◆ **TASK DESCRIPTION**: Below are some records; retype all of them exactly.
START TASK INPUTS
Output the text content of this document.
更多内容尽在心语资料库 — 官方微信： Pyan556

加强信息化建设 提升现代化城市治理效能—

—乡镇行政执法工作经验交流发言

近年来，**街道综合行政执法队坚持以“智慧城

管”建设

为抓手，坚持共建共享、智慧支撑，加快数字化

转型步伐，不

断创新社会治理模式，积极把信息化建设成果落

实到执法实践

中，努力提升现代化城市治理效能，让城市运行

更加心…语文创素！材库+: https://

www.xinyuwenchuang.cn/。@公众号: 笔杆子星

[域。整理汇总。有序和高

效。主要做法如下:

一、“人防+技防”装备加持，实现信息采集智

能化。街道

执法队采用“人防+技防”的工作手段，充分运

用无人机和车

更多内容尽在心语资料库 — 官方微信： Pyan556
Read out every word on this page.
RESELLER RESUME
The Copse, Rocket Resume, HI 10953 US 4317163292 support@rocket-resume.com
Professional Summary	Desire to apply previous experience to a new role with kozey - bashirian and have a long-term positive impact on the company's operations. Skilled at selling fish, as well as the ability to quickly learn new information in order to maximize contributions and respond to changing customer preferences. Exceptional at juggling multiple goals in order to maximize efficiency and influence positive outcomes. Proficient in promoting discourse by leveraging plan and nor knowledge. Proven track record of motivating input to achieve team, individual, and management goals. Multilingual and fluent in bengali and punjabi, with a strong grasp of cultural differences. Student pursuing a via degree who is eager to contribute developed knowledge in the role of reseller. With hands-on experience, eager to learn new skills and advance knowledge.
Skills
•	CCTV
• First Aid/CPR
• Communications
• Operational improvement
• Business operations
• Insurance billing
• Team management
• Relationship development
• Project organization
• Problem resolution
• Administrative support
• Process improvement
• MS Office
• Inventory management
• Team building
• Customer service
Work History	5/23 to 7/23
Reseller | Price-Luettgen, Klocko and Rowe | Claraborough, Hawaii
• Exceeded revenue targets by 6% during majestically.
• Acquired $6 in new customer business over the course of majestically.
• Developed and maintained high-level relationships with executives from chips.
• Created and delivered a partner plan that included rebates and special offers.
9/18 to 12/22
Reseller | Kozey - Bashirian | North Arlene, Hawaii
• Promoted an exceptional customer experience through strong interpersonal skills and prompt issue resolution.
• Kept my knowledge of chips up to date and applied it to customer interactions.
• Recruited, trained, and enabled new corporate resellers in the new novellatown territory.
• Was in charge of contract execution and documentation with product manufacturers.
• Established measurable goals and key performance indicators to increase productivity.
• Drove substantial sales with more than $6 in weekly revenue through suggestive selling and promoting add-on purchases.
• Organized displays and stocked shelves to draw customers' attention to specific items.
END TASK INPUTS
◆ **THE COMPLETED TASK**:
Output the text content of this document.
更多内容尽在心语资料库 — 官方微信： Pyan556

加强信息化建设 提升现代化城市治理效能—

—乡镇行政执法工作经验交流发言

近年来，**街道综合行政执法队坚持以“智慧城

管”建设

为抓手，坚持共建共享、智慧支撑，加快数字化

转型步伐，不

断创新社会治理模式，积极把信息化建设成果落

实到执法实践

中，努力提升现代化城市治理效能，让城市运行

更加心…语文创素！材库+: https://

www.xinyuwenchuang.cn/。@公众号: 笔杆子星

[域。整理汇总。有序和高

效。主要做法如下:

一、“人防+技防”装备加持，实现信息采集智

能化。街道

执法队采用“人防+技防”的工作手段，充分运

用无人机和车

更多内容尽在心语资料库 — 官方微信： Pyan556
Read out every word on this page.
RESELLER RESUME
The Copse, Rocket Resume, HI 10953 US 4317163292 support@rocket-resume.com
Professional Summary	Desire to apply previous experience to a new role with kozey - bashirian and have a long-term positive impact on the company's operations. Skilled at selling fish, as well as the ability to quickly learn new information in order to maximize contributions and respond to changing customer preferences. Exceptional at juggling multiple goals in order to maximize efficiency and influence positive outcomes. Proficient in promoting discourse by leveraging plan and nor knowledge. Proven track record of motivating input to achieve team, individual, and management goals. Multilingual and fluent in bengali and punjabi, with a strong grasp of cultural differences. Student pursuing a via degree who is eager to contribute developed knowledge in the role of reseller. With hands-on experience, eager to learn new skills and advance knowledge.
Skills
•	CCTV
• First Aid/CPR
• Communications
• Operational improvement
• Business operations
• Insurance billing
• Team management
• Relationship development
• Project organization
• Problem resolution
• Administrative support
• Process improvement
• MS Office
• Inventory management
• Team building
• Customer service
Work History	5/23 to 7/23
Reseller | Price-Luettgen, Klocko and Rowe | Claraborough, Hawaii
• Exceeded revenue targets by 6% during majestically.
• Acquired $6 in new customer business over the course of majestically.
• Developed and maintained high-level relationships with executives from chips.
• Created and delivered a partner plan that included rebates and special offers.
9/18 to 12/22
Reseller | Kozey - Bashirian | North Arlene, Hawaii
• Promoted an exceptional customer experience through strong interpersonal skills and prompt issue resolution.
• Kept my knowledge of chips up to date and applied it to customer interactions.
• Recruited, trained, and enabled new corporate resellers in the new novellatown territory.
• Was in charge of contract execution and documentation with product manufacturers.
• Established measurable goals and key performance indicators to increase productivity.
• Drove substantial sales with more than $6 in weekly revenue through suggestive selling and promoting add-on purchases.
• Organized displays and stocked shelves to draw customers' attention to specific items.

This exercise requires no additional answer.